> WORKING DATA:
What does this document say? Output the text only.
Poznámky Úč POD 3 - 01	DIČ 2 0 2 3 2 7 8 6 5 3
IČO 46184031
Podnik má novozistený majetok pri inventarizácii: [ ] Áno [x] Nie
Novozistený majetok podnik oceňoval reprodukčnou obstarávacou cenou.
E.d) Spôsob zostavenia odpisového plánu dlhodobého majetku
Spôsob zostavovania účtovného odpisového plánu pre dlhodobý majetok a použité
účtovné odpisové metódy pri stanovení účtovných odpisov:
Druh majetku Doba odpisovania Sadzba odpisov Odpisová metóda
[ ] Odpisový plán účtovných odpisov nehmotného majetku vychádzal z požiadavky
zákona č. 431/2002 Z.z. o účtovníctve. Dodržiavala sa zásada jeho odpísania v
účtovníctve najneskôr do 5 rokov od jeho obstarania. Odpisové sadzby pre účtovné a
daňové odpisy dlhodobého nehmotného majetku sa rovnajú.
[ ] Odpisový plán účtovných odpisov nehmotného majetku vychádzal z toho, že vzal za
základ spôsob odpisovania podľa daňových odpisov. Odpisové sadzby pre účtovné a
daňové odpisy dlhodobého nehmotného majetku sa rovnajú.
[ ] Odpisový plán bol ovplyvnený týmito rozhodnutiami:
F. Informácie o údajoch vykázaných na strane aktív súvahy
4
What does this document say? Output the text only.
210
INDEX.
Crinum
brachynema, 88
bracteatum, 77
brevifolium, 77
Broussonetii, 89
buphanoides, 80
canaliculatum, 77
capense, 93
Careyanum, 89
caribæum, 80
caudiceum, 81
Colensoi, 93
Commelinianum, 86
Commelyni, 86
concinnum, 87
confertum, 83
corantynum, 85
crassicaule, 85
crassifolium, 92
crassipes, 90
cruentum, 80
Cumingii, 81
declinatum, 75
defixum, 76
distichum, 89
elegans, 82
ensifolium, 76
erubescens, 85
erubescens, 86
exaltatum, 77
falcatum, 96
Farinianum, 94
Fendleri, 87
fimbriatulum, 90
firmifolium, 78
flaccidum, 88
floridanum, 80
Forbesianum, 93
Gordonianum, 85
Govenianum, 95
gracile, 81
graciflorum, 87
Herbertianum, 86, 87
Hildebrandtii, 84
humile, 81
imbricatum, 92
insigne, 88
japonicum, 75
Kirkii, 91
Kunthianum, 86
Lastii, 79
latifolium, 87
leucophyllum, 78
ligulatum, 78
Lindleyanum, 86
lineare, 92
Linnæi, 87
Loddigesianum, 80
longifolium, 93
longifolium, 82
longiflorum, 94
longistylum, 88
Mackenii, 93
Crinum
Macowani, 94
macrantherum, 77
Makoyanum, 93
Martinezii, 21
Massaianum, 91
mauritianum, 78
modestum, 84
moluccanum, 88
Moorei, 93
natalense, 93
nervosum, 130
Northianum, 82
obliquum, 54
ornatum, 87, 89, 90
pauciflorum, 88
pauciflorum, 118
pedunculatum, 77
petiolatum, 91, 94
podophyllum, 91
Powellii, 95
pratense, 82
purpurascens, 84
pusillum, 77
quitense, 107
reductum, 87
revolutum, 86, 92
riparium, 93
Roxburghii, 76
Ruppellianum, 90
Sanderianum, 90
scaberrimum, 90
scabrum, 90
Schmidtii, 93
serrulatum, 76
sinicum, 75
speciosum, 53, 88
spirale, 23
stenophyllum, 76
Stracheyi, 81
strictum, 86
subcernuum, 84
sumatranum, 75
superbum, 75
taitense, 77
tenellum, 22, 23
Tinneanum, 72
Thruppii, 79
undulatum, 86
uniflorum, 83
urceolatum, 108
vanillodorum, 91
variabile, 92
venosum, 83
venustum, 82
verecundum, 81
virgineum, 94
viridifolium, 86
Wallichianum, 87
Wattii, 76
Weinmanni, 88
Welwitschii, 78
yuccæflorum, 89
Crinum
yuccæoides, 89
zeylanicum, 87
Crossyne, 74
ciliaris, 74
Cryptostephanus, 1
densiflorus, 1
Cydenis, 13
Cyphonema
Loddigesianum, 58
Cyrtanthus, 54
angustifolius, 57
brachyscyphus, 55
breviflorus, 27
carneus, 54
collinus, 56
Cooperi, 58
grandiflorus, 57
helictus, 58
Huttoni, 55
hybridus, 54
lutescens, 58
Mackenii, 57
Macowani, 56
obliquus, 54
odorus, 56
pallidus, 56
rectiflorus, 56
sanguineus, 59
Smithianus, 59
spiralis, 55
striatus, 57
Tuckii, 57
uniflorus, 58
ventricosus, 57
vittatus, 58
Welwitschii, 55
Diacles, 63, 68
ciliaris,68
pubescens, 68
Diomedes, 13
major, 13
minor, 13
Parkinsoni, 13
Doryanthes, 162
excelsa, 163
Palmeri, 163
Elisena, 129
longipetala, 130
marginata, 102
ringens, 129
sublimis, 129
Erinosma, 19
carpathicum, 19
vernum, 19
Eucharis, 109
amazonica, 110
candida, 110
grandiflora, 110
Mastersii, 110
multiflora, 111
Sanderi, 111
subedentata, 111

> GOAL:
Go through the data and return every record exactly.

> SOLUTION TO THE PROBLEM:
What does this document say? Output the text only.
Poznámky Úč POD 3 - 01	DIČ 2 0 2 3 2 7 8 6 5 3
IČO 46184031
Podnik má novozistený majetok pri inventarizácii: [ ] Áno [x] Nie
Novozistený majetok podnik oceňoval reprodukčnou obstarávacou cenou.
E.d) Spôsob zostavenia odpisového plánu dlhodobého majetku
Spôsob zostavovania účtovného odpisového plánu pre dlhodobý majetok a použité
účtovné odpisové metódy pri stanovení účtovných odpisov:
Druh majetku Doba odpisovania Sadzba odpisov Odpisová metóda
[ ] Odpisový plán účtovných odpisov nehmotného majetku vychádzal z požiadavky
zákona č. 431/2002 Z.z. o účtovníctve. Dodržiavala sa zásada jeho odpísania v
účtovníctve najneskôr do 5 rokov od jeho obstarania. Odpisové sadzby pre účtovné a
daňové odpisy dlhodobého nehmotného majetku sa rovnajú.
[ ] Odpisový plán účtovných odpisov nehmotného majetku vychádzal z toho, že vzal za
základ spôsob odpisovania podľa daňových odpisov. Odpisové sadzby pre účtovné a
daňové odpisy dlhodobého nehmotného majetku sa rovnajú.
[ ] Odpisový plán bol ovplyvnený týmito rozhodnutiami:
F. Informácie o údajoch vykázaných na strane aktív súvahy
4
What does this document say? Output the text only.
210
INDEX.
Crinum
brachynema, 88
bracteatum, 77
brevifolium, 77
Broussonetii, 89
buphanoides, 80
canaliculatum, 77
capense, 93
Careyanum, 89
caribæum, 80
caudiceum, 81
Colensoi, 93
Commelinianum, 86
Commelyni, 86
concinnum, 87
confertum, 83
corantynum, 85
crassicaule, 85
crassifolium, 92
crassipes, 90
cruentum, 80
Cumingii, 81
declinatum, 75
defixum, 76
distichum, 89
elegans, 82
ensifolium, 76
erubescens, 85
erubescens, 86
exaltatum, 77
falcatum, 96
Farinianum, 94
Fendleri, 87
fimbriatulum, 90
firmifolium, 78
flaccidum, 88
floridanum, 80
Forbesianum, 93
Gordonianum, 85
Govenianum, 95
gracile, 81
graciflorum, 87
Herbertianum, 86, 87
Hildebrandtii, 84
humile, 81
imbricatum, 92
insigne, 88
japonicum, 75
Kirkii, 91
Kunthianum, 86
Lastii, 79
latifolium, 87
leucophyllum, 78
ligulatum, 78
Lindleyanum, 86
lineare, 92
Linnæi, 87
Loddigesianum, 80
longifolium, 93
longifolium, 82
longiflorum, 94
longistylum, 88
Mackenii, 93
Crinum
Macowani, 94
macrantherum, 77
Makoyanum, 93
Martinezii, 21
Massaianum, 91
mauritianum, 78
modestum, 84
moluccanum, 88
Moorei, 93
natalense, 93
nervosum, 130
Northianum, 82
obliquum, 54
ornatum, 87, 89, 90
pauciflorum, 88
pauciflorum, 118
pedunculatum, 77
petiolatum, 91, 94
podophyllum, 91
Powellii, 95
pratense, 82
purpurascens, 84
pusillum, 77
quitense, 107
reductum, 87
revolutum, 86, 92
riparium, 93
Roxburghii, 76
Ruppellianum, 90
Sanderianum, 90
scaberrimum, 90
scabrum, 90
Schmidtii, 93
serrulatum, 76
sinicum, 75
speciosum, 53, 88
spirale, 23
stenophyllum, 76
Stracheyi, 81
strictum, 86
subcernuum, 84
sumatranum, 75
superbum, 75
taitense, 77
tenellum, 22, 23
Tinneanum, 72
Thruppii, 79
undulatum, 86
uniflorum, 83
urceolatum, 108
vanillodorum, 91
variabile, 92
venosum, 83
venustum, 82
verecundum, 81
virgineum, 94
viridifolium, 86
Wallichianum, 87
Wattii, 76
Weinmanni, 88
Welwitschii, 78
yuccæflorum, 89
Crinum
yuccæoides, 89
zeylanicum, 87
Crossyne, 74
ciliaris, 74
Cryptostephanus, 1
densiflorus, 1
Cydenis, 13
Cyphonema
Loddigesianum, 58
Cyrtanthus, 54
angustifolius, 57
brachyscyphus, 55
breviflorus, 27
carneus, 54
collinus, 56
Cooperi, 58
grandiflorus, 57
helictus, 58
Huttoni, 55
hybridus, 54
lutescens, 58
Mackenii, 57
Macowani, 56
obliquus, 54
odorus, 56
pallidus, 56
rectiflorus, 56
sanguineus, 59
Smithianus, 59
spiralis, 55
striatus, 57
Tuckii, 57
uniflorus, 58
ventricosus, 57
vittatus, 58
Welwitschii, 55
Diacles, 63, 68
ciliaris,68
pubescens, 68
Diomedes, 13
major, 13
minor, 13
Parkinsoni, 13
Doryanthes, 162
excelsa, 163
Palmeri, 163
Elisena, 129
longipetala, 130
marginata, 102
ringens, 129
sublimis, 129
Erinosma, 19
carpathicum, 19
vernum, 19
Eucharis, 109
amazonica, 110
candida, 110
grandiflora, 110
Mastersii, 110
multiflora, 111
Sanderi, 111
subedentata, 111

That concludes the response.